▶ [Your instructions]
Sift the listing for lines that hold the string "Minh" and pull them out.
--- begin Source records ---
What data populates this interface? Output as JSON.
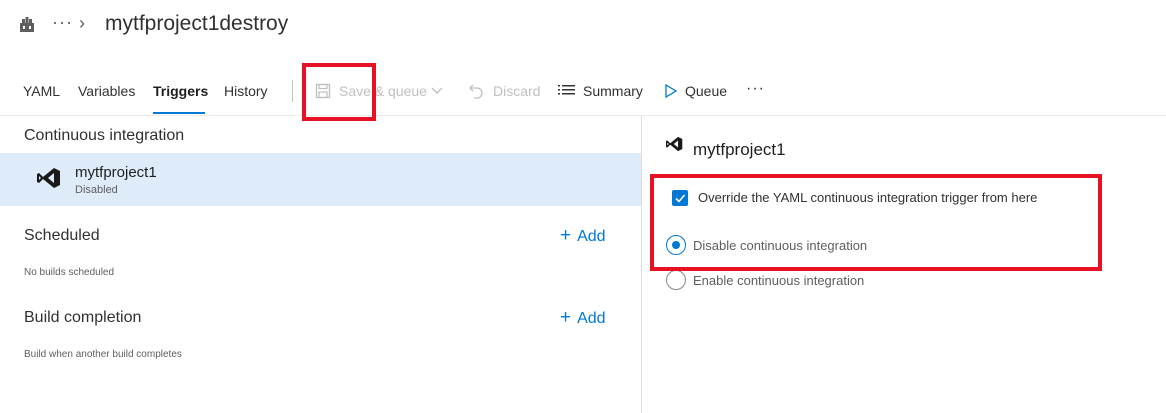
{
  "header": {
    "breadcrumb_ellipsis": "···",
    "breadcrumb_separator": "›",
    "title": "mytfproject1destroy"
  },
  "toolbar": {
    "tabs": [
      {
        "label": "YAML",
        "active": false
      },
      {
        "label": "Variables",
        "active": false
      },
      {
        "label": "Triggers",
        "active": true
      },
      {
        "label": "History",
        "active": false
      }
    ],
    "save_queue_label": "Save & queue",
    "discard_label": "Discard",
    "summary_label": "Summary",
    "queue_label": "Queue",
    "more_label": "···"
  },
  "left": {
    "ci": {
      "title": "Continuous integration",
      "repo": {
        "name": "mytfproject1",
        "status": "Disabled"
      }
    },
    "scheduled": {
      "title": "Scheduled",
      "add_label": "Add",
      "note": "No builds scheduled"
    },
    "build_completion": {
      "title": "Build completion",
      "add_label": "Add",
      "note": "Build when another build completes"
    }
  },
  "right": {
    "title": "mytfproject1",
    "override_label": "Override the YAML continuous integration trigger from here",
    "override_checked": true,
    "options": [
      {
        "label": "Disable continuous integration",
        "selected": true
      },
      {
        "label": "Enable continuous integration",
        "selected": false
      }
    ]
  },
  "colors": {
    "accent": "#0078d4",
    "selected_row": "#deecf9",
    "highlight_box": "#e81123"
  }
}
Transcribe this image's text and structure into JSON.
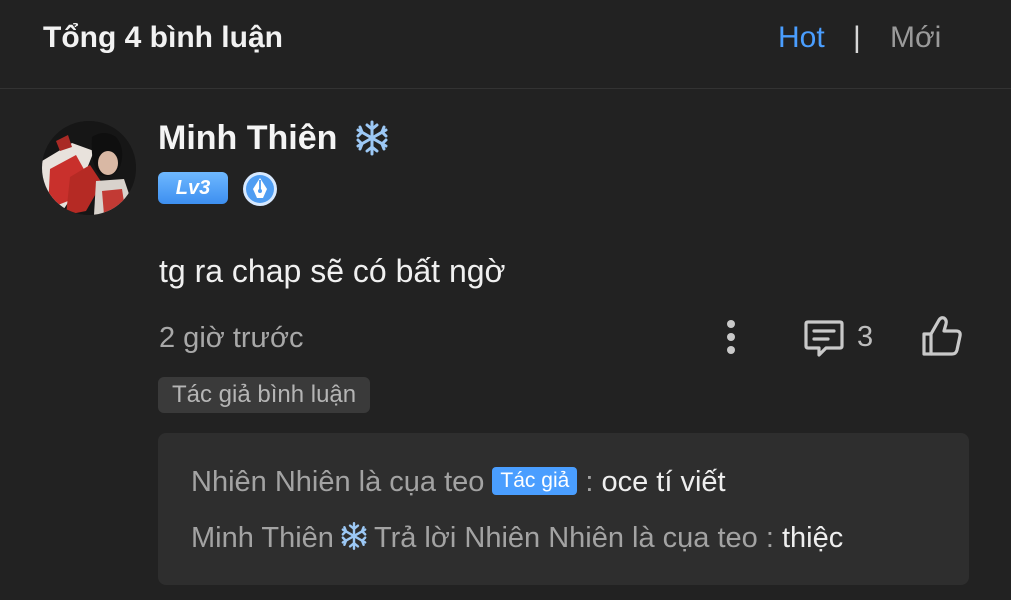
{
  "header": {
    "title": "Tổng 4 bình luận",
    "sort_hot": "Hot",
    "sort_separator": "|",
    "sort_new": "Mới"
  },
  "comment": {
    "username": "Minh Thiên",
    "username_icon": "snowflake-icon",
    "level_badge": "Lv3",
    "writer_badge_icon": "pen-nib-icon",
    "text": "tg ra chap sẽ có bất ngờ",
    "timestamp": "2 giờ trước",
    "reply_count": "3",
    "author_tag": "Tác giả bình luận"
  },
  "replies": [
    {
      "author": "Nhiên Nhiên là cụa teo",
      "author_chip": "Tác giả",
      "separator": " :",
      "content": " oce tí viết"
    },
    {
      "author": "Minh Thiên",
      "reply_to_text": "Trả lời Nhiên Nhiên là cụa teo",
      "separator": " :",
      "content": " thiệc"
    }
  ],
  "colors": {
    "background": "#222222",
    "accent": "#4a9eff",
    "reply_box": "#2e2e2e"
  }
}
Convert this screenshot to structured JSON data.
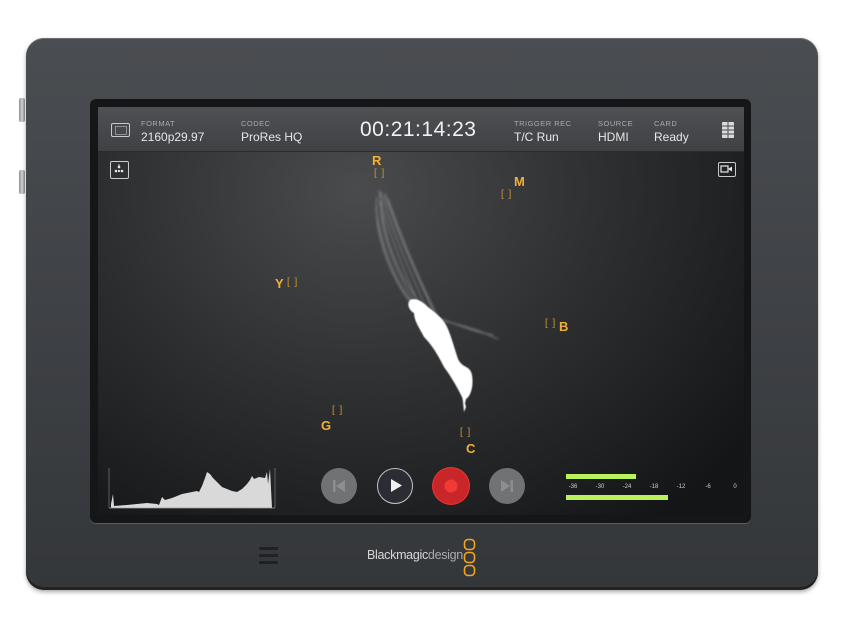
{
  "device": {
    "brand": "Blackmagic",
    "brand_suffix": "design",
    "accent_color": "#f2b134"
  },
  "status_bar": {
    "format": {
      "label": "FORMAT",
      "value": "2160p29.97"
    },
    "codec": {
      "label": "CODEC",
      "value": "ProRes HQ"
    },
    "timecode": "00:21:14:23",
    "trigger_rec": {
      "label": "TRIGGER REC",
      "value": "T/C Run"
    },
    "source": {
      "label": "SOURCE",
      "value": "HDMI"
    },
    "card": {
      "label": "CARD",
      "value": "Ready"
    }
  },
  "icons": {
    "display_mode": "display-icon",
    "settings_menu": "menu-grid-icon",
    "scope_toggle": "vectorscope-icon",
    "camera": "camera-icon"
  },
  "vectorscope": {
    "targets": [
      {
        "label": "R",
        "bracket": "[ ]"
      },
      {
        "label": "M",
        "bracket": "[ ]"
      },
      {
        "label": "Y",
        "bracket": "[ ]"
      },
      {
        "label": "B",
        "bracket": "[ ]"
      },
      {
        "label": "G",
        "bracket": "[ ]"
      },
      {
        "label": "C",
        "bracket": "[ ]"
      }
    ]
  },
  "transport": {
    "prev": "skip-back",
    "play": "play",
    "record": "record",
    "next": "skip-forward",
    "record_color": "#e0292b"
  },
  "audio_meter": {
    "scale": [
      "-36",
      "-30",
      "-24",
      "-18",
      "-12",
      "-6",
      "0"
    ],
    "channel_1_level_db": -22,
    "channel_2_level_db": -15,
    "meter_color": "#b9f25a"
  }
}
--- end Source records ---
--- begin Source records ---
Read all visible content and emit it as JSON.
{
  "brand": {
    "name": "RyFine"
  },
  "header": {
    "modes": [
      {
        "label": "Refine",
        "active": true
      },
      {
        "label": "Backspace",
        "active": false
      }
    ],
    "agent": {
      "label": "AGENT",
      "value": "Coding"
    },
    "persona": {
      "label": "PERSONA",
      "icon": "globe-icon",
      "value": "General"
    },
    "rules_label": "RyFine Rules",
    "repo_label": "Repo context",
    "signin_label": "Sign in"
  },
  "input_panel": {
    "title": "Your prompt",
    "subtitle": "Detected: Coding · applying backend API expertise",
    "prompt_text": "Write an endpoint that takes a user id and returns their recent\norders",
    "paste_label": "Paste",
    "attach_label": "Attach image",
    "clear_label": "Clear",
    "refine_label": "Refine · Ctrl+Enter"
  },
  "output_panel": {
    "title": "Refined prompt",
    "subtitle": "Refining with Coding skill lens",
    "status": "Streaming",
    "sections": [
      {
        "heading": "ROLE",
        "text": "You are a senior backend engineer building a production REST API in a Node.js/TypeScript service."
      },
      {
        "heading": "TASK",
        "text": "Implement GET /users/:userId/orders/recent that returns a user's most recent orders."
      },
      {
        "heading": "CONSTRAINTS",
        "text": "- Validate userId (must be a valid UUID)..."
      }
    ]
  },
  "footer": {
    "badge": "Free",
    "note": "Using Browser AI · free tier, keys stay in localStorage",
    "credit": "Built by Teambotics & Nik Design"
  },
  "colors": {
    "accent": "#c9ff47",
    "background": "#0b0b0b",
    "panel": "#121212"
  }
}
--- end Source records ---
--- begin Source records ---
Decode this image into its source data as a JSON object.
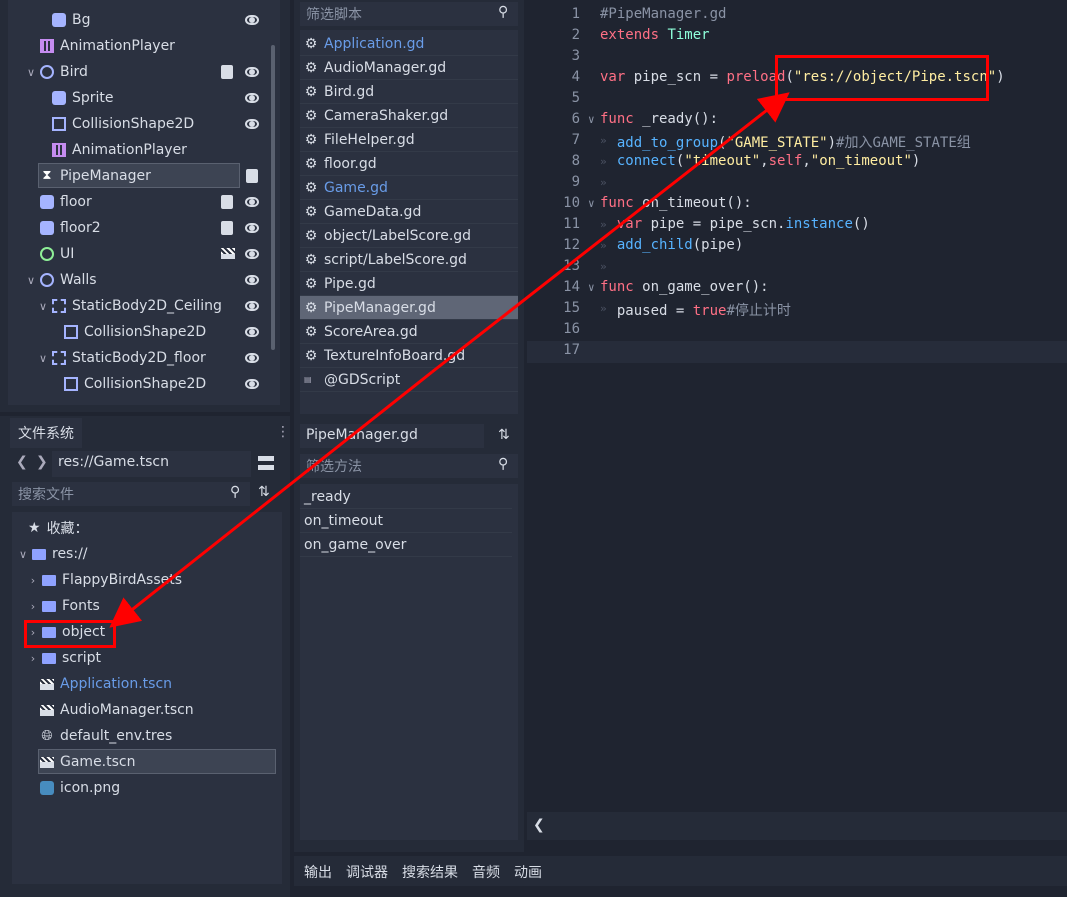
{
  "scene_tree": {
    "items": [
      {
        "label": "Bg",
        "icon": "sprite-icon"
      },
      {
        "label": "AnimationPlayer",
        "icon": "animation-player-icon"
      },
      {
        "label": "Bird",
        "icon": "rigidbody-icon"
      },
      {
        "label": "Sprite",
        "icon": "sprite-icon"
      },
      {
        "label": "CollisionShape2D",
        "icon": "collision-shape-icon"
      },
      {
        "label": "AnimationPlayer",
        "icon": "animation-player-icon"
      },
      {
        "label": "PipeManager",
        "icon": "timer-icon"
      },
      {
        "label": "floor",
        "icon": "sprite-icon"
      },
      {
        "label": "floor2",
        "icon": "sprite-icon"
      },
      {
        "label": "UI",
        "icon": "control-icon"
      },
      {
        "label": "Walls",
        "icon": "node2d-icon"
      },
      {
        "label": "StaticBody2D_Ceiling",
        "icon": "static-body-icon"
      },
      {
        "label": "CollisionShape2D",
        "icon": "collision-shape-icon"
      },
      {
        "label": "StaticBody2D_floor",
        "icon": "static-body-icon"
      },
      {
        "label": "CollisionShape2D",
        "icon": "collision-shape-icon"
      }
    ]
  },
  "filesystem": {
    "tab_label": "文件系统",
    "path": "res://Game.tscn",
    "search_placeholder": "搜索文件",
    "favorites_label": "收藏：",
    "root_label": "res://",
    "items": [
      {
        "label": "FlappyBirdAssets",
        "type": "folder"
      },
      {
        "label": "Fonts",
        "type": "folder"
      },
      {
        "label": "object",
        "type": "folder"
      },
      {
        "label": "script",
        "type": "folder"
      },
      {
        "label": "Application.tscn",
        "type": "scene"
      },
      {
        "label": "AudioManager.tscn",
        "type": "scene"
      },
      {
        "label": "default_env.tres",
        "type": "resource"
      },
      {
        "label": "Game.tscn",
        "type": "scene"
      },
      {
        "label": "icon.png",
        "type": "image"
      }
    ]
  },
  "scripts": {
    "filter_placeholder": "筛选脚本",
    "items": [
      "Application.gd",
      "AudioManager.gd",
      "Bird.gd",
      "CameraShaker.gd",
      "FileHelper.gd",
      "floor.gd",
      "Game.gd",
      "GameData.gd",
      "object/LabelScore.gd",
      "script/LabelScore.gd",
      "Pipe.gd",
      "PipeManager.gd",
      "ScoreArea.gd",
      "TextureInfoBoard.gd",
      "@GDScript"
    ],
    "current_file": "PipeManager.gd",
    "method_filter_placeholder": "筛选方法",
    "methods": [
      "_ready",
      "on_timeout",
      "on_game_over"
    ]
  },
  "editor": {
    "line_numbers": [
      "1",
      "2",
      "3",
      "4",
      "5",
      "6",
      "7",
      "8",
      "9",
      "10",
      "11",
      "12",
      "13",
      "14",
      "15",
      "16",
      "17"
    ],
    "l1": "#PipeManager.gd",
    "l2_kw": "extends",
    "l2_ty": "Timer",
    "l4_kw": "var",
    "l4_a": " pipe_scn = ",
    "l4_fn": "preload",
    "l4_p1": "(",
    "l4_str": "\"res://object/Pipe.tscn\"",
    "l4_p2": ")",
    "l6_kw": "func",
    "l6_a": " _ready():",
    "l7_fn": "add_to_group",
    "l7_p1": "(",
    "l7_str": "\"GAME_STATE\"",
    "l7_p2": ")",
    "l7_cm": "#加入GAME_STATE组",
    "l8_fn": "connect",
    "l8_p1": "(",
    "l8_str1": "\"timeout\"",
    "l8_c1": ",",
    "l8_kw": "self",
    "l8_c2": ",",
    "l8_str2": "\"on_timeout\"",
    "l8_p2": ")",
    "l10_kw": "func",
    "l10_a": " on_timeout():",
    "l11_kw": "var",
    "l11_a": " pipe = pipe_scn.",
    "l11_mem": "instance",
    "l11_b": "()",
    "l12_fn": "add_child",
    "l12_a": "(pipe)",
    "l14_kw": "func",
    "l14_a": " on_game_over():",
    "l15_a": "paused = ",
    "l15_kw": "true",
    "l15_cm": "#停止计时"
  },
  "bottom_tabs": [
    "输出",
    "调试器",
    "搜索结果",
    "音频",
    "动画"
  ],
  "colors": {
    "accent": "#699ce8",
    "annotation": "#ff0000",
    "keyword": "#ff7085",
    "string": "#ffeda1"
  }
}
--- end Source records ---
▶ [Output of the task]
    "username": "Minh Thiên",
      "author": "Minh Thiên",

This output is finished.